- Stored records -
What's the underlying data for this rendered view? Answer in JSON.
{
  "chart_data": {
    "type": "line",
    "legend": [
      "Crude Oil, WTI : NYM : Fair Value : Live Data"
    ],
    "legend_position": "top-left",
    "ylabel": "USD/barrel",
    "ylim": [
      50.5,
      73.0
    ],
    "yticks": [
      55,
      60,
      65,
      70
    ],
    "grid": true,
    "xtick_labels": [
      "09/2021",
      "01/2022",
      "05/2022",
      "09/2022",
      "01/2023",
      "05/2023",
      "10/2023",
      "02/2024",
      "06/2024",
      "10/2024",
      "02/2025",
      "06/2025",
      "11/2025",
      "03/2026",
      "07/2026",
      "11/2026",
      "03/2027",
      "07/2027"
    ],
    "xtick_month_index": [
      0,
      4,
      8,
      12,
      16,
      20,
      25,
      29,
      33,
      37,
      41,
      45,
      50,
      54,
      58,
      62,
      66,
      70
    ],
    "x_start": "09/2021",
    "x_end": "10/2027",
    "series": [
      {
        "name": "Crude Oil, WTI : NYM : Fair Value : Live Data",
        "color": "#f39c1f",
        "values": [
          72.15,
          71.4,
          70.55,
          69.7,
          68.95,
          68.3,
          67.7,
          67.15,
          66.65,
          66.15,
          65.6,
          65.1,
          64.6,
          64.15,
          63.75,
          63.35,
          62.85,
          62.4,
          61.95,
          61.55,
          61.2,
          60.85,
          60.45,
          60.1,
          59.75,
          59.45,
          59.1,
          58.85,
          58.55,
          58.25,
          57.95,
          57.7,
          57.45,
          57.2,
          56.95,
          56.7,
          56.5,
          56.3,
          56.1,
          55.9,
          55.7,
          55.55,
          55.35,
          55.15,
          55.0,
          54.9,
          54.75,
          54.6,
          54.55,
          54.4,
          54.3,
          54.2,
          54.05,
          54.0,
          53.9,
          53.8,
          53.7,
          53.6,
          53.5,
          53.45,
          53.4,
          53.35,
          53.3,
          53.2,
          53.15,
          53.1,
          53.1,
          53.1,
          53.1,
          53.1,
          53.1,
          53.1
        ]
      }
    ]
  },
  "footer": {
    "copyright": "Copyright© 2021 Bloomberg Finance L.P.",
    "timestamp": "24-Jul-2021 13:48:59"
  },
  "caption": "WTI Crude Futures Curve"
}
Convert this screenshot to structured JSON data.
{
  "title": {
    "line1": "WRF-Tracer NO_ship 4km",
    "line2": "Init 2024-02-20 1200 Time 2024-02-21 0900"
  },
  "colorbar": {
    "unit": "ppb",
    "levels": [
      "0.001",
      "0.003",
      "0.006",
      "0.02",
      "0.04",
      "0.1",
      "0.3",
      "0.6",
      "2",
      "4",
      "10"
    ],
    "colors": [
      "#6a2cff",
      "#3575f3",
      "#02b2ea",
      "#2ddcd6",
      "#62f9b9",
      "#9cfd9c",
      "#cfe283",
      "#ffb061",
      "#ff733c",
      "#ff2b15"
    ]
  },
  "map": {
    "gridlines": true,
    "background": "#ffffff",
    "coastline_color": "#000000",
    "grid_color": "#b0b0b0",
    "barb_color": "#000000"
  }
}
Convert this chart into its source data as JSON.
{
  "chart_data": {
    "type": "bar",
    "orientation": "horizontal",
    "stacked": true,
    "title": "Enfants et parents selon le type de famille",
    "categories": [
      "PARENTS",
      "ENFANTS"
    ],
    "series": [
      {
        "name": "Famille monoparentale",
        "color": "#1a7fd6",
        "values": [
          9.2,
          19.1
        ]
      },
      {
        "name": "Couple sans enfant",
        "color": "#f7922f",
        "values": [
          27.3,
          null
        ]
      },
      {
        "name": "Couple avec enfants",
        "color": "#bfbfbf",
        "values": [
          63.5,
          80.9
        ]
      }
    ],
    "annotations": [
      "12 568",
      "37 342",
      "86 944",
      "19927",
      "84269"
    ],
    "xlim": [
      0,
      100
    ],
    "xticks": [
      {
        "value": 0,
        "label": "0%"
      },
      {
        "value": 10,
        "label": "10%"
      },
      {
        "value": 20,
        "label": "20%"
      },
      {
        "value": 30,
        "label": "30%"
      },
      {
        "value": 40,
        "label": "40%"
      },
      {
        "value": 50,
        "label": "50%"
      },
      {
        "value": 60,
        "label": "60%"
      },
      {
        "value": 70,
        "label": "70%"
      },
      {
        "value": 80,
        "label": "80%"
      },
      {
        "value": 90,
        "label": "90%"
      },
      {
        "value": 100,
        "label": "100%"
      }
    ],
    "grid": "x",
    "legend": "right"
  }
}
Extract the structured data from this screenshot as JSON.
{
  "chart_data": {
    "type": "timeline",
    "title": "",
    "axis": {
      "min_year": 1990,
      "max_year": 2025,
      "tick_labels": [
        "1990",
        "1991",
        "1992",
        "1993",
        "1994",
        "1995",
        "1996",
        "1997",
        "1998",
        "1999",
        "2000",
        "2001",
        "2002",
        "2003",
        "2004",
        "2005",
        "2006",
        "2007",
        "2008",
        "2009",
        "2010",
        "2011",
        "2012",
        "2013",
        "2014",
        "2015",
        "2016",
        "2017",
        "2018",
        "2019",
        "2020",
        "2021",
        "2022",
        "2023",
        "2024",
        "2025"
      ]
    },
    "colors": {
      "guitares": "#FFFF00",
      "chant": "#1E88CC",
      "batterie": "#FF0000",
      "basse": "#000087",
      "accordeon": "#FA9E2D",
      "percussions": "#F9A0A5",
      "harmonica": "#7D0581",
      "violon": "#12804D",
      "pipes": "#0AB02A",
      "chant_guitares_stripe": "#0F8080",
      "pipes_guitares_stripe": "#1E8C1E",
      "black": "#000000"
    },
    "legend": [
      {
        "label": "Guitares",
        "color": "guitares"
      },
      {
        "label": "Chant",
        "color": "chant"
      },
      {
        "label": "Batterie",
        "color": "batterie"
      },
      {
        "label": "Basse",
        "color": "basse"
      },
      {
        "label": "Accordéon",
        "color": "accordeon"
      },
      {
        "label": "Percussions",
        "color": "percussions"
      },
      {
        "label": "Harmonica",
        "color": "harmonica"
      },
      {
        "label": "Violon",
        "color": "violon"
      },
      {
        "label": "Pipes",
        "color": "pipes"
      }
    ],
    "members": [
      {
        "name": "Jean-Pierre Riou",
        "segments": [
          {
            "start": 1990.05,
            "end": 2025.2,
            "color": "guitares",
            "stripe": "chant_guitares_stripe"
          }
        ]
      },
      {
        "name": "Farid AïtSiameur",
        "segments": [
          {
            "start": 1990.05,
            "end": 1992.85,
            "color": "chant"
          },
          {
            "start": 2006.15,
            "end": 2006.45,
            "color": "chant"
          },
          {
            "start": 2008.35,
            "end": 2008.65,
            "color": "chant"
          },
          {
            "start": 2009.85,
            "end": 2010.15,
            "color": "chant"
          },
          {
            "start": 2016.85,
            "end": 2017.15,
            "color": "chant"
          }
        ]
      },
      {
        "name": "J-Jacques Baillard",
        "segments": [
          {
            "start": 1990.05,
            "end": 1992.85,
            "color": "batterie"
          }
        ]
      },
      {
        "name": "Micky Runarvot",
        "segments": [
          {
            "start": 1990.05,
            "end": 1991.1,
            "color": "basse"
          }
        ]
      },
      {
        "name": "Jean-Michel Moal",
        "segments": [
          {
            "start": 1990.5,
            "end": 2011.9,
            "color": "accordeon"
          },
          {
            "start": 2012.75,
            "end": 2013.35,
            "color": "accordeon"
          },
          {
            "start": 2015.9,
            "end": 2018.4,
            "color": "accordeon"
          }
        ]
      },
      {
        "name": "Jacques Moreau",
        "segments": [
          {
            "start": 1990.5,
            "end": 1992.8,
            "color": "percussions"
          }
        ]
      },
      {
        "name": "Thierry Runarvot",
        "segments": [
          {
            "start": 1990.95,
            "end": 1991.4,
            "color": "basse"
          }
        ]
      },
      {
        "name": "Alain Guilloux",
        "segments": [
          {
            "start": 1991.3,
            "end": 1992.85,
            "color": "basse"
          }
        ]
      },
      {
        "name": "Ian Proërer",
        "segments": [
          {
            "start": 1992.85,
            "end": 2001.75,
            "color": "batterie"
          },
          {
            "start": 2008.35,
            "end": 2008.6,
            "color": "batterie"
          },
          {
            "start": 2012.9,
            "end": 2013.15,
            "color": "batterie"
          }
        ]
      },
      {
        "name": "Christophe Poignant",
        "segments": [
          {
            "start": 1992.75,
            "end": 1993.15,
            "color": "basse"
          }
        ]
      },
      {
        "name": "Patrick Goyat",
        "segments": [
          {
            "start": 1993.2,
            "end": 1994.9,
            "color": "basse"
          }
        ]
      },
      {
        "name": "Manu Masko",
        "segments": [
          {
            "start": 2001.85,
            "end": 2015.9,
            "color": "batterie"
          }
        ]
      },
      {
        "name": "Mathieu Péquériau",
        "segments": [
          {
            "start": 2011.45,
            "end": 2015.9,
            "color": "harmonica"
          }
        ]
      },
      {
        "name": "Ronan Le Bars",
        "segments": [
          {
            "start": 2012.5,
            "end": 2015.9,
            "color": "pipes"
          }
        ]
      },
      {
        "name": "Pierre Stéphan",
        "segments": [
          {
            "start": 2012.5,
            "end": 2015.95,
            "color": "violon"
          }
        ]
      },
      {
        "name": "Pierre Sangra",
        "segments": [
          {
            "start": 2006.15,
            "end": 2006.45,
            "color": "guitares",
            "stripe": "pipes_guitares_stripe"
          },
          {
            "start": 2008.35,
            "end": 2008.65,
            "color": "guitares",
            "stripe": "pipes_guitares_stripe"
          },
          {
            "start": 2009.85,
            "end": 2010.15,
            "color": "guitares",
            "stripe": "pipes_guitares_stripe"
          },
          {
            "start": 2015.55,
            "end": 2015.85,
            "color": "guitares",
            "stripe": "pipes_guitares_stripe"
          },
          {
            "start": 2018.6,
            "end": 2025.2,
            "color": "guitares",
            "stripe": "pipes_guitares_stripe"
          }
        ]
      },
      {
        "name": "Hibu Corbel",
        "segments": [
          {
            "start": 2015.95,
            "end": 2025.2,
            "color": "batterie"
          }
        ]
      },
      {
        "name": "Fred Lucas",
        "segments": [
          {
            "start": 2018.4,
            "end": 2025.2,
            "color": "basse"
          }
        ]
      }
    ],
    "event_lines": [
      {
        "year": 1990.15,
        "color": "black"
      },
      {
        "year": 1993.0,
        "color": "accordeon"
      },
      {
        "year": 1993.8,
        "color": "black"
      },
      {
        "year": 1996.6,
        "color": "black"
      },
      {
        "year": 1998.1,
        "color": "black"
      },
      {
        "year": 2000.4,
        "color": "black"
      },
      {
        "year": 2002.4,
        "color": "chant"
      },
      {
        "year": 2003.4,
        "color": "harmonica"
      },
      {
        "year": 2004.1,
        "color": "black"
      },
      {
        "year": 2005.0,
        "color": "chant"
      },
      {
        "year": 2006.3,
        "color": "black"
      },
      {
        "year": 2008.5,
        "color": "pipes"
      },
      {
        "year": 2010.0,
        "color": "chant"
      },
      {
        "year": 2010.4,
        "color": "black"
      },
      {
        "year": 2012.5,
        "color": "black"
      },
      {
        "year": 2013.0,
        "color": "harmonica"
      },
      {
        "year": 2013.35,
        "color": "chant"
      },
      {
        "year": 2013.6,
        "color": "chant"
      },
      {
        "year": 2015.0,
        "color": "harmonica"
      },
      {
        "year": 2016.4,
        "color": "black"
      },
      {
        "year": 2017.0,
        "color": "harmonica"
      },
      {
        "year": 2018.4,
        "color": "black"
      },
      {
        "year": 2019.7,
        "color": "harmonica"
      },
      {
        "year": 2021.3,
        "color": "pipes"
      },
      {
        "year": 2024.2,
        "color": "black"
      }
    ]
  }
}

- Stated problem -
Out of the material above, gather each line where "Jean" appears.

- Exercise answer -
        "name": "Jean-Pierre Riou",
        "name": "Jean-Michel Moal",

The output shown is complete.